• Data supplied:
——

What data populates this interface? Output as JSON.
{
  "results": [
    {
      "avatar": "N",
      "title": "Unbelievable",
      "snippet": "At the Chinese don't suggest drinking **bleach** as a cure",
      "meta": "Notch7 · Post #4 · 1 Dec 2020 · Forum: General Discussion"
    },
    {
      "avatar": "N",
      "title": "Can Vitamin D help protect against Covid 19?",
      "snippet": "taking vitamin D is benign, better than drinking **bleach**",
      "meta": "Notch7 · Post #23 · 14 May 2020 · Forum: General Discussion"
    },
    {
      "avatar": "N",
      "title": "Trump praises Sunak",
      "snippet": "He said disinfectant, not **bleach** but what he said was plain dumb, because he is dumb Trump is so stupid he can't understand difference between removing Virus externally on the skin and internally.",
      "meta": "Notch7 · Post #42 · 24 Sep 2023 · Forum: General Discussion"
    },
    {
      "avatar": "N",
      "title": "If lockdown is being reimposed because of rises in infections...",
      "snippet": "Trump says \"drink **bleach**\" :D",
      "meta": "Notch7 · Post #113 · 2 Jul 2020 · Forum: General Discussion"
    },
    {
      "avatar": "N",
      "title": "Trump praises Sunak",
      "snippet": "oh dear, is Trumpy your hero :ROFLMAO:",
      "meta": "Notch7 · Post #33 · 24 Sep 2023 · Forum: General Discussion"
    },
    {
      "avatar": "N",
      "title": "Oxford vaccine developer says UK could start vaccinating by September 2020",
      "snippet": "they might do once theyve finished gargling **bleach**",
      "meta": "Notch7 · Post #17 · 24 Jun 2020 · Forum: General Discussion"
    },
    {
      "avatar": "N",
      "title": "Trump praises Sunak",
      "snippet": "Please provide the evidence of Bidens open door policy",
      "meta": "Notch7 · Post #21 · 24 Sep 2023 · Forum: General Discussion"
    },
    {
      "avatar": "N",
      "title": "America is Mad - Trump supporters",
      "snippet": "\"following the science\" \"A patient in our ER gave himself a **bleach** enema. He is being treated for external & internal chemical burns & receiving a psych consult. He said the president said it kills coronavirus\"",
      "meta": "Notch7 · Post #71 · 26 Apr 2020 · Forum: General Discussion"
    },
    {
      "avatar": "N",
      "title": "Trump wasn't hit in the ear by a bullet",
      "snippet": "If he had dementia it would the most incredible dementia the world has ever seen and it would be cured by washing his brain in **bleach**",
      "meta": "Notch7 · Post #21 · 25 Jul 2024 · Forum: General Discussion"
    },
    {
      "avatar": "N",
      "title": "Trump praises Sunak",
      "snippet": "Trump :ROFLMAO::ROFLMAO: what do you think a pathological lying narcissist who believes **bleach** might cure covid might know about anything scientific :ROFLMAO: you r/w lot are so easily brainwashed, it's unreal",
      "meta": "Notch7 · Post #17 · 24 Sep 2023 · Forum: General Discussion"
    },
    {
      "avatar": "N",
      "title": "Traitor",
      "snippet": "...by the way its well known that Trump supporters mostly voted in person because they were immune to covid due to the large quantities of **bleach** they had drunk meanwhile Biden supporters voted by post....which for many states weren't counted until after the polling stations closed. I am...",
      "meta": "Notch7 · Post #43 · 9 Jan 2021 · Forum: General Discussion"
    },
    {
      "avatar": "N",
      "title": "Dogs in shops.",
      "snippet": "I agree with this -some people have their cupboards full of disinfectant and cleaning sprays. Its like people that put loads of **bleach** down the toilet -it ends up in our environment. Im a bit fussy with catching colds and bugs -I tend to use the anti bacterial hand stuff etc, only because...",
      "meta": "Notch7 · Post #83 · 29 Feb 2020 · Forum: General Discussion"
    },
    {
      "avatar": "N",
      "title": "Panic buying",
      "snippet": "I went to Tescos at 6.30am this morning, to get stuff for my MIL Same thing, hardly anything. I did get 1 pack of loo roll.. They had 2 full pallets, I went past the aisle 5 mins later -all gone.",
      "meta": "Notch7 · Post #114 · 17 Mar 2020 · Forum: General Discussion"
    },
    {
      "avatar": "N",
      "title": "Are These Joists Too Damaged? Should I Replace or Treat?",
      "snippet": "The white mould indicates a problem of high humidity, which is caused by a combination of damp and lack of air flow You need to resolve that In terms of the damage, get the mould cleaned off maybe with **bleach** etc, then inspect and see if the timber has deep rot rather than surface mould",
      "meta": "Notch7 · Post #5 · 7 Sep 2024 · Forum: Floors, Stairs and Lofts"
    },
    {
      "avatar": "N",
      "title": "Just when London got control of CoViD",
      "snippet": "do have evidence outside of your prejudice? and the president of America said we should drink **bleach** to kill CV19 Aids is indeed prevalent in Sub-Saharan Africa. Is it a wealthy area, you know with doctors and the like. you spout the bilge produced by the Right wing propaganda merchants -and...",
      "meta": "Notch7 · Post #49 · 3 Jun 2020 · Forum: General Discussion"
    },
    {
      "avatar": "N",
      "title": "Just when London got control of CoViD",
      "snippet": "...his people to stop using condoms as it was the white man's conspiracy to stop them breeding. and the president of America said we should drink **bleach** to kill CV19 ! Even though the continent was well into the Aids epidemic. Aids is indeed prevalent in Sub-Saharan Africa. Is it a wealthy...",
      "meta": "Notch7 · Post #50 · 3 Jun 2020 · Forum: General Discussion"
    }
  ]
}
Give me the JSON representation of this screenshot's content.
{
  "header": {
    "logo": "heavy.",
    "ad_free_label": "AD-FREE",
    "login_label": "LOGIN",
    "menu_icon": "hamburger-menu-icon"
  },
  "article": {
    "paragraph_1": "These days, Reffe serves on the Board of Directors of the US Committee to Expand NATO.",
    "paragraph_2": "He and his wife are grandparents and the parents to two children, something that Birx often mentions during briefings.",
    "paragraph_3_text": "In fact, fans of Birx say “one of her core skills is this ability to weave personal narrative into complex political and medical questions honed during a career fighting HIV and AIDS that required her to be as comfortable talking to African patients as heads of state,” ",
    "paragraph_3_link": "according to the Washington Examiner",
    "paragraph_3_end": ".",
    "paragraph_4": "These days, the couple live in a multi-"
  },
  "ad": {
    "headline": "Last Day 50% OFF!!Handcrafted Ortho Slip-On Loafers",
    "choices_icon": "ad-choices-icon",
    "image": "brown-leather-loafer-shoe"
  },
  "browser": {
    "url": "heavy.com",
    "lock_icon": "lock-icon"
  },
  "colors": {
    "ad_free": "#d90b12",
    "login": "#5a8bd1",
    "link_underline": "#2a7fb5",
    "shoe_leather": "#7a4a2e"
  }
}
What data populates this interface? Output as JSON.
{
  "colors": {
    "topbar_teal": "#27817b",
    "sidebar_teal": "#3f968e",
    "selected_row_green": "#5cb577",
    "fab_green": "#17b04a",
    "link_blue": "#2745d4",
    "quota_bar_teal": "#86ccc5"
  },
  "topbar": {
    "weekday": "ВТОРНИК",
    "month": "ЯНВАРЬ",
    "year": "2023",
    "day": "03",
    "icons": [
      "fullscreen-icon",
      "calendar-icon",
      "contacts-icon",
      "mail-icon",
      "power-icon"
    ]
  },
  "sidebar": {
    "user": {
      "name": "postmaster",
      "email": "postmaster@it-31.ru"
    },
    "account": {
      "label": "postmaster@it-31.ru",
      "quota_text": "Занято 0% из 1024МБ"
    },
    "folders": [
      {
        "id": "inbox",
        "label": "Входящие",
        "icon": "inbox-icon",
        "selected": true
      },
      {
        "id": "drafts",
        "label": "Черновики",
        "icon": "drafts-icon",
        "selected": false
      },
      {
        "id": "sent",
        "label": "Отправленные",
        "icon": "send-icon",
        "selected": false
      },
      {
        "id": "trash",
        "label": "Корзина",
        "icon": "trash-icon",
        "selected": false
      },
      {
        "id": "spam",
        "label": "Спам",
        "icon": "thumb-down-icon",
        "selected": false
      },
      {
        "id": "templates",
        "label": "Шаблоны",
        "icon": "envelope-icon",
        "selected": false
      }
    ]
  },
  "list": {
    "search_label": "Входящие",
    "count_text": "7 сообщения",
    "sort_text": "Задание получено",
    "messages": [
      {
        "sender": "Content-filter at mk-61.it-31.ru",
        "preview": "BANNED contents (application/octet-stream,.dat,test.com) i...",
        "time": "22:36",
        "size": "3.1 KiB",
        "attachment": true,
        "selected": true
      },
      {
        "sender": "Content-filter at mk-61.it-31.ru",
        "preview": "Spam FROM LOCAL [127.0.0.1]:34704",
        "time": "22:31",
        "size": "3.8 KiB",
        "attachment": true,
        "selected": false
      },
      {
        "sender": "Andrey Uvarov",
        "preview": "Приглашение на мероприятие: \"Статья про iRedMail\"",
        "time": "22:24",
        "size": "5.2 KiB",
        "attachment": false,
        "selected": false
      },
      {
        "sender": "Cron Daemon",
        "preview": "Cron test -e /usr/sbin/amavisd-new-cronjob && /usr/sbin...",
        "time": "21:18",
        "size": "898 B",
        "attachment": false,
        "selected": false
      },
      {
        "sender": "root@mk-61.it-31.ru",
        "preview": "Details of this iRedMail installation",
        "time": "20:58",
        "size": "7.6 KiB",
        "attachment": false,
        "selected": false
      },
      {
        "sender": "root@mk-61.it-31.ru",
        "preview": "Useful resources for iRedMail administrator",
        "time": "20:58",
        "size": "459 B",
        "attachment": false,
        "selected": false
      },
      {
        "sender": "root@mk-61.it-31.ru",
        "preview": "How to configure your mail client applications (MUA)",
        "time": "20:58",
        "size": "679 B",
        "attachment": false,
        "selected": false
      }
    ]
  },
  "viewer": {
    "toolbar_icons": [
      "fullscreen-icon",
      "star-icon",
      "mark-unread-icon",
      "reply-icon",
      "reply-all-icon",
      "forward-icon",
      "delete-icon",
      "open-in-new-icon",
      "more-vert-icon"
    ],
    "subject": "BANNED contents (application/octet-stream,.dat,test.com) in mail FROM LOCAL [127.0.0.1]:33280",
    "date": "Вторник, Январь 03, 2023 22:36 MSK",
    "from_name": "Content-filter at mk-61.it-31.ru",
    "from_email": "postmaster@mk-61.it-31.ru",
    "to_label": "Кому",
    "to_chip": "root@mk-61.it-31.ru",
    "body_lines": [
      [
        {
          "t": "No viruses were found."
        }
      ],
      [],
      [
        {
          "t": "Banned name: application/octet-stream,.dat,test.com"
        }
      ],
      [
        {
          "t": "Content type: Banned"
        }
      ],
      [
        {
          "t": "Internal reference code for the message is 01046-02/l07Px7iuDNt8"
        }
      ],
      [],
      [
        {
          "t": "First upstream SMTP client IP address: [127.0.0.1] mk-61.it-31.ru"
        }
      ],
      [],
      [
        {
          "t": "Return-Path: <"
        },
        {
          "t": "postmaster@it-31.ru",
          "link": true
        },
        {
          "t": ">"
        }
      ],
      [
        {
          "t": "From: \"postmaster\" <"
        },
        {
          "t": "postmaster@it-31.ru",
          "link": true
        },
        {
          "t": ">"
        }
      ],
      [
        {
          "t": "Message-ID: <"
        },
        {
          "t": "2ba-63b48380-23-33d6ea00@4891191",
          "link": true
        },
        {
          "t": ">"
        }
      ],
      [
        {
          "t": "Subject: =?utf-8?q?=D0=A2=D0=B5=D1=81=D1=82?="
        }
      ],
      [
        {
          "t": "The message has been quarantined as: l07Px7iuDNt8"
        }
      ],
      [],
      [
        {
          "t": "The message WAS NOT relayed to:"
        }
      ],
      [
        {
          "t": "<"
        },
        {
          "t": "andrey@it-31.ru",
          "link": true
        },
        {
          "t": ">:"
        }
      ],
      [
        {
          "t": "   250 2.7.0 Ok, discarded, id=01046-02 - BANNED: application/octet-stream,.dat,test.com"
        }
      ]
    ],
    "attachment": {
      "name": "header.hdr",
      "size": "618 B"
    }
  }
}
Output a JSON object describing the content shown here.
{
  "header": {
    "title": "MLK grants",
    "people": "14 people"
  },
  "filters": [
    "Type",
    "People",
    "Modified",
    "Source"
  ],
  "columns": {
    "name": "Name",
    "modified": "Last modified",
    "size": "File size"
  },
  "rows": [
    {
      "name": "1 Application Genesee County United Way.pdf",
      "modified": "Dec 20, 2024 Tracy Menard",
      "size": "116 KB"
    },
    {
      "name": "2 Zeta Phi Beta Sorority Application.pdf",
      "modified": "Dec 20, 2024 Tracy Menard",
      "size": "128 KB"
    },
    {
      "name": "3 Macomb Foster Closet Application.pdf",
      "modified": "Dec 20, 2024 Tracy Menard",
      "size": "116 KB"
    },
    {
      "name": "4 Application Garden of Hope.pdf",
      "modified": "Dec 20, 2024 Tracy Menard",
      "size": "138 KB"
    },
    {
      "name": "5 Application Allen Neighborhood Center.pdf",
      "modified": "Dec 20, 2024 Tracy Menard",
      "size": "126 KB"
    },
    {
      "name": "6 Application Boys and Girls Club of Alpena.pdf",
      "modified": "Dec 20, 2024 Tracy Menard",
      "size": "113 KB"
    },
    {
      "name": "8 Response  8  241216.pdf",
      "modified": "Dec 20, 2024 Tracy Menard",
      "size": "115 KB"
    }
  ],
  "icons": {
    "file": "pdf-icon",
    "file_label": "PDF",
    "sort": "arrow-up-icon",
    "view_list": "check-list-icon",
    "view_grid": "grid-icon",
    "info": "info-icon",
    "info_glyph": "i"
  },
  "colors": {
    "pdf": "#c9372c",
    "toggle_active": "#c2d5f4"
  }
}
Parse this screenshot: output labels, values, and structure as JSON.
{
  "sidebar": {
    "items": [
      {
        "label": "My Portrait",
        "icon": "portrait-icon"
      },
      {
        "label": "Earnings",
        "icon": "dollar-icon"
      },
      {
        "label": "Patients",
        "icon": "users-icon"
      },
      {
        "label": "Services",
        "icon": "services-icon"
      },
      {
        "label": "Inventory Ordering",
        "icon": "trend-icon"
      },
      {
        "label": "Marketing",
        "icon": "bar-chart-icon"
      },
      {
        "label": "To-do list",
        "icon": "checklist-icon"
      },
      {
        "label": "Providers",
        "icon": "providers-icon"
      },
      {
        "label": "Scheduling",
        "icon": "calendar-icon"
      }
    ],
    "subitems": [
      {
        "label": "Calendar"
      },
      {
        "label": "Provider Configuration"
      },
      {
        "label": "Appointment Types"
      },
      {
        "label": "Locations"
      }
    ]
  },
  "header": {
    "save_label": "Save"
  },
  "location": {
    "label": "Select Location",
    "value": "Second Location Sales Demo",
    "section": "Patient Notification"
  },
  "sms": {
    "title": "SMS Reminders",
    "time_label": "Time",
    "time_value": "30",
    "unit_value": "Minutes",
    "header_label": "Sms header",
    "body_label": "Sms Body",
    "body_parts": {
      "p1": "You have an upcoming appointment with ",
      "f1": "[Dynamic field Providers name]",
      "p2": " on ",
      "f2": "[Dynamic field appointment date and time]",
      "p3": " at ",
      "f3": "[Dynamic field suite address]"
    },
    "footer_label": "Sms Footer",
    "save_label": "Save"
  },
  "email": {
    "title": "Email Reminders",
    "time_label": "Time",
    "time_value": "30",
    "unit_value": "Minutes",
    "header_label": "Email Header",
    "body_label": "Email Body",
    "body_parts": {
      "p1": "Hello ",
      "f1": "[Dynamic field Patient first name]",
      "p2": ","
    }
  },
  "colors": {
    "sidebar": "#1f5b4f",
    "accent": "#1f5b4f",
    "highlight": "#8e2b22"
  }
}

——

• The task: Which lines of the records above contain the word "postmaster"? Report each one.

• Answer for the task:
      "name": "postmaster",
      "email": "postmaster@it-31.ru"
      "label": "postmaster@it-31.ru",
    "from_email": "postmaster@mk-61.it-31.ru",
          "t": "postmaster@it-31.ru",
          "t": "From: \"postmaster\" <"
          "t": "postmaster@it-31.ru",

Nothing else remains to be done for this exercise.